### WHAT IS REQUIRED
Retype all the records with nothing changed.

(Records from a data collection)
════════════════

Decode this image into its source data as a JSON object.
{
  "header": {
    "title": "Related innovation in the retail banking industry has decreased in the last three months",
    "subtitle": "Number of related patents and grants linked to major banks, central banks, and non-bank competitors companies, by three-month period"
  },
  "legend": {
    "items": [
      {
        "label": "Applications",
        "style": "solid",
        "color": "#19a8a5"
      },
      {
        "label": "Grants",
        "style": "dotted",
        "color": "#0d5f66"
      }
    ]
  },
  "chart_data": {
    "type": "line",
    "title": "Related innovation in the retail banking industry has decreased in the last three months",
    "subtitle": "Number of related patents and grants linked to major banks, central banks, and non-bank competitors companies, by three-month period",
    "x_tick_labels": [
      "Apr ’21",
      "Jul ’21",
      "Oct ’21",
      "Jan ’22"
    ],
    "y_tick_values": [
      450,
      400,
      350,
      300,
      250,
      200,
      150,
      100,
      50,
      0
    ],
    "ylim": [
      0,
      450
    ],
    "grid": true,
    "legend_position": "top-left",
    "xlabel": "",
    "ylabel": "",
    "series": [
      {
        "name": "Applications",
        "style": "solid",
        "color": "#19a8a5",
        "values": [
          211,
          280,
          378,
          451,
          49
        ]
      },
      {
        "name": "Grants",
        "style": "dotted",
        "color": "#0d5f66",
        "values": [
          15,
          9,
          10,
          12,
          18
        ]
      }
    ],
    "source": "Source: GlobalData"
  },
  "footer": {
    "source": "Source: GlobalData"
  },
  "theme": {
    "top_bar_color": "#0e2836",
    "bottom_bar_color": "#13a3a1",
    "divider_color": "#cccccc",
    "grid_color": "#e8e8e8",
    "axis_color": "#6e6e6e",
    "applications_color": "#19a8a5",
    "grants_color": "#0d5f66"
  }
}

════════════════

### THE REPLY
Decode this image into its source data as a JSON object.
{
  "header": {
    "title": "Related innovation in the retail banking industry has decreased in the last three months",
    "subtitle": "Number of related patents and grants linked to major banks, central banks, and non-bank competitors companies, by three-month period"
  },
  "legend": {
    "items": [
      {
        "label": "Applications",
        "style": "solid",
        "color": "#19a8a5"
      },
      {
        "label": "Grants",
        "style": "dotted",
        "color": "#0d5f66"
      }
    ]
  },
  "chart_data": {
    "type": "line",
    "title": "Related innovation in the retail banking industry has decreased in the last three months",
    "subtitle": "Number of related patents and grants linked to major banks, central banks, and non-bank competitors companies, by three-month period",
    "x_tick_labels": [
      "Apr ’21",
      "Jul ’21",
      "Oct ’21",
      "Jan ’22"
    ],
    "y_tick_values": [
      450,
      400,
      350,
      300,
      250,
      200,
      150,
      100,
      50,
      0
    ],
    "ylim": [
      0,
      450
    ],
    "grid": true,
    "legend_position": "top-left",
    "xlabel": "",
    "ylabel": "",
    "series": [
      {
        "name": "Applications",
        "style": "solid",
        "color": "#19a8a5",
        "values": [
          211,
          280,
          378,
          451,
          49
        ]
      },
      {
        "name": "Grants",
        "style": "dotted",
        "color": "#0d5f66",
        "values": [
          15,
          9,
          10,
          12,
          18
        ]
      }
    ],
    "source": "Source: GlobalData"
  },
  "footer": {
    "source": "Source: GlobalData"
  },
  "theme": {
    "top_bar_color": "#0e2836",
    "bottom_bar_color": "#13a3a1",
    "divider_color": "#cccccc",
    "grid_color": "#e8e8e8",
    "axis_color": "#6e6e6e",
    "applications_color": "#19a8a5",
    "grants_color": "#0d5f66"
  }
}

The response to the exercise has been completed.